**THE PROBLEM:** Bring together all lines of the material below that contain the string "wind".

··· AVAILABLE DATA ···

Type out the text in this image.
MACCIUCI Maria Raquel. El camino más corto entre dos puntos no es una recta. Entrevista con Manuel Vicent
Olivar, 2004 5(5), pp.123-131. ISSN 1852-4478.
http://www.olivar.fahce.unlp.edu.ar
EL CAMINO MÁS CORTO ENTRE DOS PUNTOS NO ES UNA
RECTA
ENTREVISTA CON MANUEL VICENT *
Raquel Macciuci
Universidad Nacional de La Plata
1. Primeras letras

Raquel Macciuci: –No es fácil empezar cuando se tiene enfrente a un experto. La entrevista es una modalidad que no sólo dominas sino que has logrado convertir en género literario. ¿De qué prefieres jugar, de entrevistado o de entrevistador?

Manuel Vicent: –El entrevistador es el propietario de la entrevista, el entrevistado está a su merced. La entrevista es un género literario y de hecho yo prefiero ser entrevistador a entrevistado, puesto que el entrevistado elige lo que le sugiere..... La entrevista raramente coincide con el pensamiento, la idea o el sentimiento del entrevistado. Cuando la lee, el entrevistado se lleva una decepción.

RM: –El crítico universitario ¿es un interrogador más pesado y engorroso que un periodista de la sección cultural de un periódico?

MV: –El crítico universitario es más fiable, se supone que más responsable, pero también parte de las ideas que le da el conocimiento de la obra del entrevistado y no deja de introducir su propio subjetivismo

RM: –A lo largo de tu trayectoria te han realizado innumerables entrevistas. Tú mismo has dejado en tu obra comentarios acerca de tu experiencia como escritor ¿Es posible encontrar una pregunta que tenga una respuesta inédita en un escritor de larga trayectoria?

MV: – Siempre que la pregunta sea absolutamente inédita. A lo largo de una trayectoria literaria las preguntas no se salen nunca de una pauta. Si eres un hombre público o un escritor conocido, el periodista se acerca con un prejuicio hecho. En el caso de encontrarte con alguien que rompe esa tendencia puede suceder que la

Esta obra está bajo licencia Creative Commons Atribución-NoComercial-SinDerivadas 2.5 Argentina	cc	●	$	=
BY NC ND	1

···
··· AVAILABLE DATA ···

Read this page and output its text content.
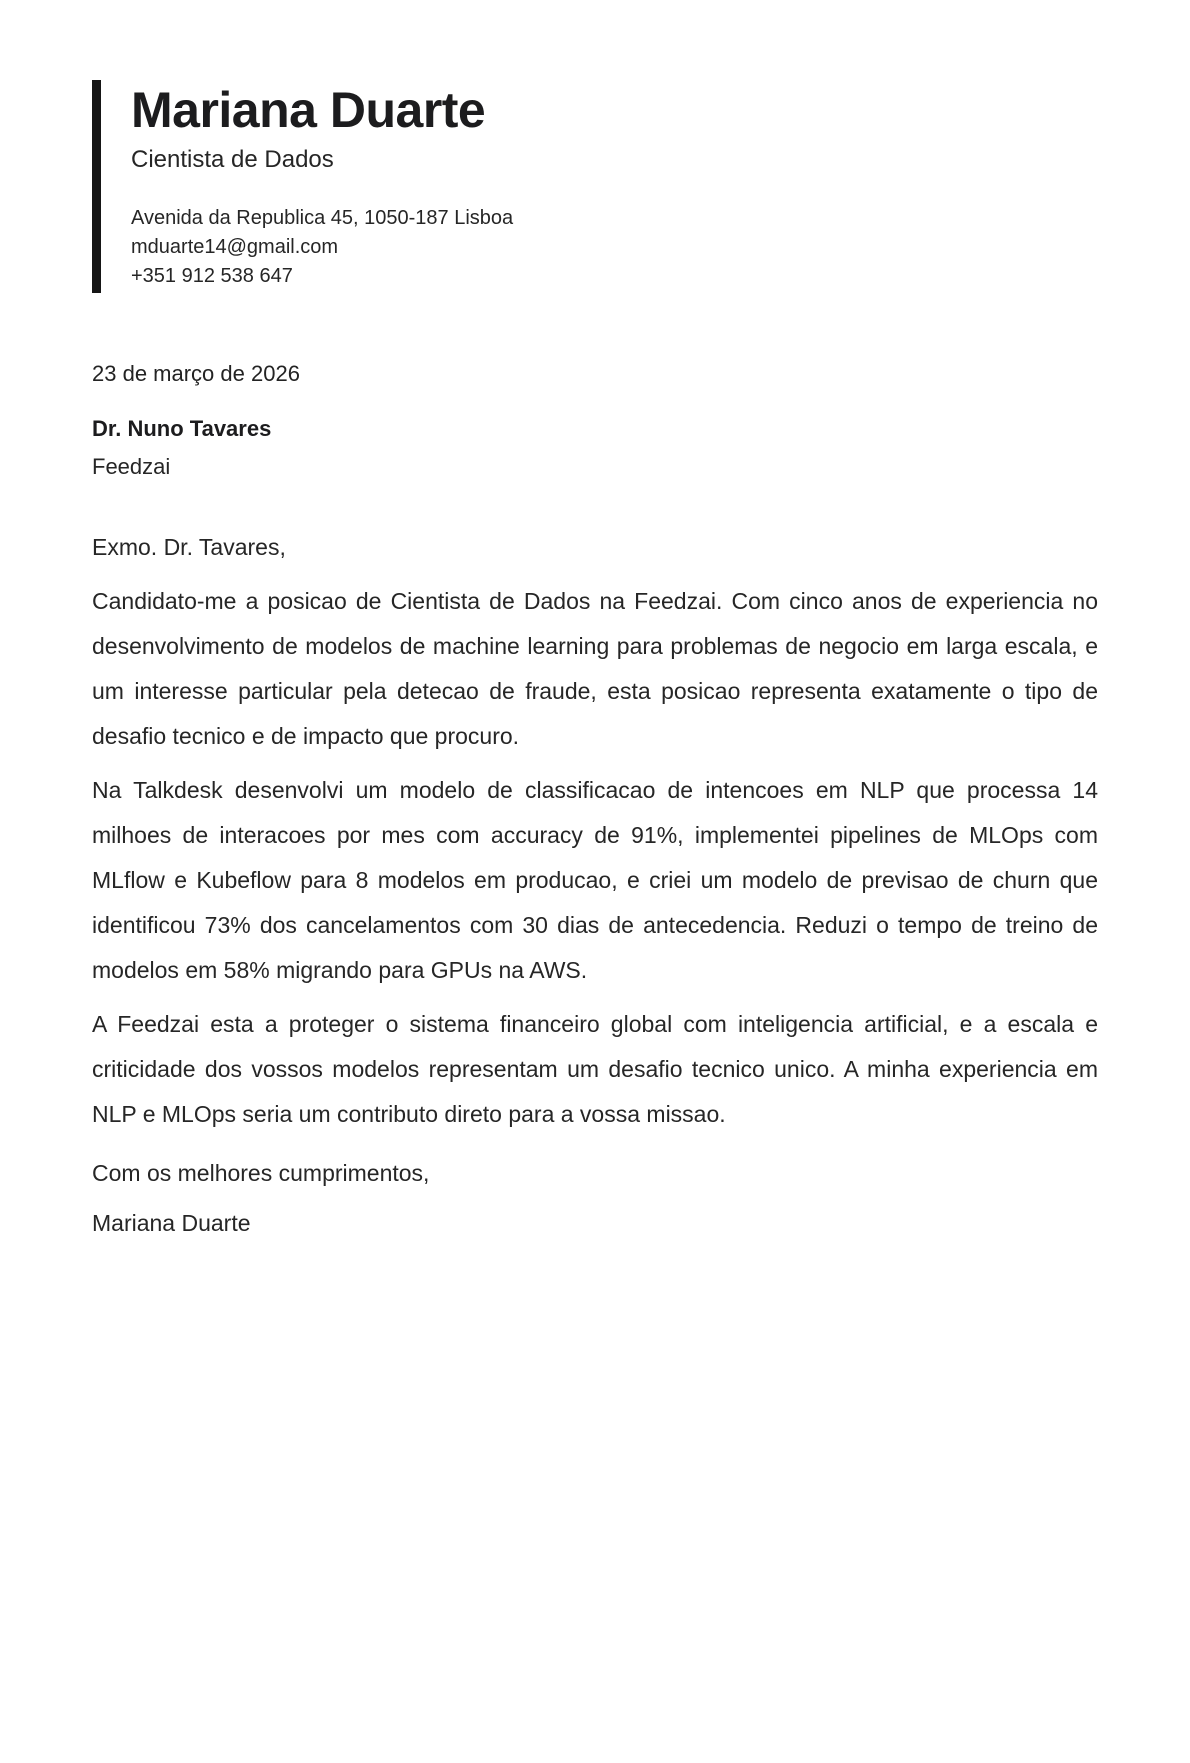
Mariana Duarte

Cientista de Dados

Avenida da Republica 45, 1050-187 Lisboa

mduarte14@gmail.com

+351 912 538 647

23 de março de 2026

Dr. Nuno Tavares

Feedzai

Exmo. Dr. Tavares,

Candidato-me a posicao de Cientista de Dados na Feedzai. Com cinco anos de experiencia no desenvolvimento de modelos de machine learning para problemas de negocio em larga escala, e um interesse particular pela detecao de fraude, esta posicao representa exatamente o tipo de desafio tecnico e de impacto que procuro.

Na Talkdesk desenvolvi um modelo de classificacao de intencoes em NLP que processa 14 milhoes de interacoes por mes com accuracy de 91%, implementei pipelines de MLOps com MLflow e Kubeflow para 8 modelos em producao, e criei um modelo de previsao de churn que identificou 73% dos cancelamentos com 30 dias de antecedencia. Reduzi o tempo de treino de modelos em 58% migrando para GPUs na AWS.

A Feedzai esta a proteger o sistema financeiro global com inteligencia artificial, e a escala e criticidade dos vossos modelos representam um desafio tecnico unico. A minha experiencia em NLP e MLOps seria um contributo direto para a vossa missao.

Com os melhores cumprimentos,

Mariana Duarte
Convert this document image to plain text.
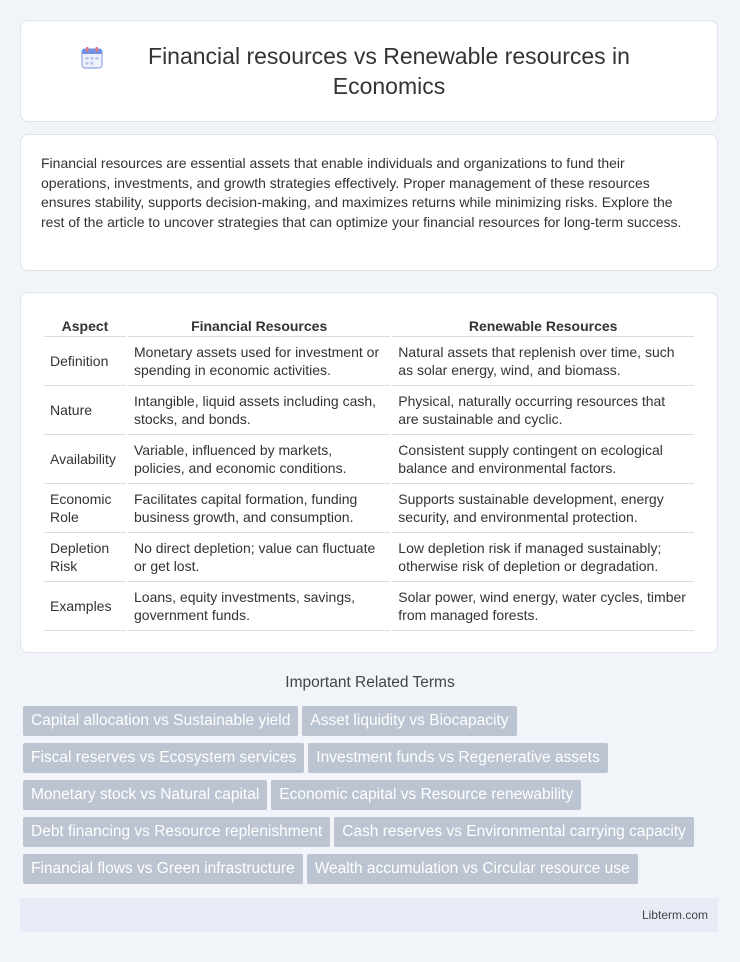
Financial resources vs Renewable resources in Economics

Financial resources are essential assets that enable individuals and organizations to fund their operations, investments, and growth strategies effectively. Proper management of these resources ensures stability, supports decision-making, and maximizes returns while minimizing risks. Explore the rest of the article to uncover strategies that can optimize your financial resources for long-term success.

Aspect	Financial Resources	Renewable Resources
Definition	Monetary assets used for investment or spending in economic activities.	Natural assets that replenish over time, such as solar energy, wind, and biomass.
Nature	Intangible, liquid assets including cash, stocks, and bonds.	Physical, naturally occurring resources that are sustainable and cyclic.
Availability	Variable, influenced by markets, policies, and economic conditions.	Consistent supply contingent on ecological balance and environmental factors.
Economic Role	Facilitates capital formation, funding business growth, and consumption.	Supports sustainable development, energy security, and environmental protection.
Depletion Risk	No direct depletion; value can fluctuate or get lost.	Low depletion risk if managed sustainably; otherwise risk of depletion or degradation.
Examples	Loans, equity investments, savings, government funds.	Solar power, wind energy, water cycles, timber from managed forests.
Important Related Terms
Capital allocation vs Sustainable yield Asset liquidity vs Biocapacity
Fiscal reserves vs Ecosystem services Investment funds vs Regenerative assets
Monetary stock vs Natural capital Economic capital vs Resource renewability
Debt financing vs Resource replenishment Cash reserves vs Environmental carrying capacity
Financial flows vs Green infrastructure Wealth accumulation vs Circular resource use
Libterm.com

···

**COMPLETED EXERCISE:**
Definition	Monetary assets used for investment or spending in economic activities.	Natural assets that replenish over time, such as solar energy, wind, and biomass.
Examples	Loans, equity investments, savings, government funds.	Solar power, wind energy, water cycles, timber from managed forests.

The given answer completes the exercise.